• _PROBLEM TO SOLVE_
Write out each line from the data below that includes the word "probability".

-- START OF INPUT ROWS --

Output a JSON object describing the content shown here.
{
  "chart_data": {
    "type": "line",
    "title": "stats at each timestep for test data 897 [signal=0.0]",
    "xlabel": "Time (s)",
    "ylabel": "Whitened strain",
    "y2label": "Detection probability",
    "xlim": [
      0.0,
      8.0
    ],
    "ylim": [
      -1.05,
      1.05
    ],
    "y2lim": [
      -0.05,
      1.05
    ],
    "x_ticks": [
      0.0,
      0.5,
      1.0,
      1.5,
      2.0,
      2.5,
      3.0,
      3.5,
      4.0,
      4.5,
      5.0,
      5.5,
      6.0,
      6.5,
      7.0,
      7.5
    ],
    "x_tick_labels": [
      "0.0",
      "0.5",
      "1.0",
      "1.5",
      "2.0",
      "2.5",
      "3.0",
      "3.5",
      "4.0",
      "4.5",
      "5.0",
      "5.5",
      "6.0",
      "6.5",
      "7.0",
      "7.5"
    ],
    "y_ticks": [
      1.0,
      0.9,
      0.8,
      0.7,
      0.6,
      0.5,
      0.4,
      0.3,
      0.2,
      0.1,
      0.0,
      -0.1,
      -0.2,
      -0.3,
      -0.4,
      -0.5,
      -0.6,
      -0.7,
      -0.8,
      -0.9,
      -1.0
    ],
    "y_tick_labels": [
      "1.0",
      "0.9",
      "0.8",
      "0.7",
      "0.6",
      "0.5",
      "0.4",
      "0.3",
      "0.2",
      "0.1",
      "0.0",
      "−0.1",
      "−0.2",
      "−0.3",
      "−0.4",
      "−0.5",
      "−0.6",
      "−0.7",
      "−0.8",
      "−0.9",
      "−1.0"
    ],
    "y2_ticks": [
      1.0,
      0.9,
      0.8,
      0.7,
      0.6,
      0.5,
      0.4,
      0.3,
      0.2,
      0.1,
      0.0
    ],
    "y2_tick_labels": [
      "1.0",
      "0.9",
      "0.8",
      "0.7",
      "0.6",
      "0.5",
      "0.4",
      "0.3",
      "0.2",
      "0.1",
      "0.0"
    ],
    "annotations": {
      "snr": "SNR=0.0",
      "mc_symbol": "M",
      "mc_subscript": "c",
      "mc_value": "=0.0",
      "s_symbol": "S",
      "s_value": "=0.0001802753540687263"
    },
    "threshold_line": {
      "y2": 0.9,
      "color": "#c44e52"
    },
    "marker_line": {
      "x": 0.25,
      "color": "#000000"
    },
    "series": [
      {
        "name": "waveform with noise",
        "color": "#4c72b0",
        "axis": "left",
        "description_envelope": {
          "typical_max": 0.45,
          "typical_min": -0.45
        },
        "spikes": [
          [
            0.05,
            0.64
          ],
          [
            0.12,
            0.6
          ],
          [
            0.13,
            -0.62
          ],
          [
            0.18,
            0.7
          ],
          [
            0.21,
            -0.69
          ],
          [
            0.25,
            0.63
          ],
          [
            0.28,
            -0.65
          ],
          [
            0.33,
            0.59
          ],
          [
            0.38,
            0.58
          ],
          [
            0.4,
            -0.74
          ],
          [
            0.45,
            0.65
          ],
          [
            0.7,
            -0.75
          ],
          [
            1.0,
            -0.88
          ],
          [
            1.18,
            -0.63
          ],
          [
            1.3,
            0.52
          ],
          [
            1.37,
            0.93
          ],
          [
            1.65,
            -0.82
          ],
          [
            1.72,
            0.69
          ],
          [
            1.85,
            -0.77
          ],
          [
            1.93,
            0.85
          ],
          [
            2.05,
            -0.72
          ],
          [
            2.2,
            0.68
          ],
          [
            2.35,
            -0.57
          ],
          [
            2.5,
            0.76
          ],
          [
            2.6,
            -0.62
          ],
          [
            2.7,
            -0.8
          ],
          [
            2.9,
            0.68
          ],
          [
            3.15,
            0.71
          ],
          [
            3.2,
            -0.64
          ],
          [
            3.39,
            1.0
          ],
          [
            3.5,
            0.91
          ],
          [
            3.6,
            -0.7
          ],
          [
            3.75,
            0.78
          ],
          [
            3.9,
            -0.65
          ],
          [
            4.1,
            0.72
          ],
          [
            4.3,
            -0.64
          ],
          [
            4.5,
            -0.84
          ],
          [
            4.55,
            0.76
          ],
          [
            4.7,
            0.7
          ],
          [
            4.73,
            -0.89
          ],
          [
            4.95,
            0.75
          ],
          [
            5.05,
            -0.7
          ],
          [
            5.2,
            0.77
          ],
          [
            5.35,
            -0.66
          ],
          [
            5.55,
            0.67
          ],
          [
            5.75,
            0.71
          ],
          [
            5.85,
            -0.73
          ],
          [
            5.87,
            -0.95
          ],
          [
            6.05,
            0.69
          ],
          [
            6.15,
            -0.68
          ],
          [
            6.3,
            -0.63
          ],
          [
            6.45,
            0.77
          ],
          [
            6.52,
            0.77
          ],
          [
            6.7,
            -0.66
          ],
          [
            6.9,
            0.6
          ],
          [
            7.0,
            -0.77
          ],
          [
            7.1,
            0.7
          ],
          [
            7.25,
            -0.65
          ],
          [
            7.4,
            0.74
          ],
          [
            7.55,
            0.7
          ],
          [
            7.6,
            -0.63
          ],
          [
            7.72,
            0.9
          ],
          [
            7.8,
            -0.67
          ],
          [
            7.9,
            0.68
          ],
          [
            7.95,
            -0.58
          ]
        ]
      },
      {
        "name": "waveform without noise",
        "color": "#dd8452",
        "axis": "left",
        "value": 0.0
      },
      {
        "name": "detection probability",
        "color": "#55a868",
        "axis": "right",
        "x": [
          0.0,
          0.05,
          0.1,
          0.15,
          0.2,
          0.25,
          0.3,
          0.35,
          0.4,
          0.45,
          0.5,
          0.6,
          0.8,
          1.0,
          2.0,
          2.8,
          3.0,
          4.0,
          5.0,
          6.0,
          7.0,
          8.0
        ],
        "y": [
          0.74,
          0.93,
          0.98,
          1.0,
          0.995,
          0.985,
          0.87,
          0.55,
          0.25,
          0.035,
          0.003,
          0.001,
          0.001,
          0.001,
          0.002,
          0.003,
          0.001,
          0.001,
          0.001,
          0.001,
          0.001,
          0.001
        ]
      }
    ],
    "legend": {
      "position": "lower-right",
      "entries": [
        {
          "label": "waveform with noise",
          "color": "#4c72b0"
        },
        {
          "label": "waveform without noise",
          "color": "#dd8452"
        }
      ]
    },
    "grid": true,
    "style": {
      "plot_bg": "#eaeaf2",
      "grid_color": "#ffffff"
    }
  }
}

-- END OF INPUT ROWS --

• _FULL ANSWER_
    "y2label": "Detection probability",
        "name": "detection probability",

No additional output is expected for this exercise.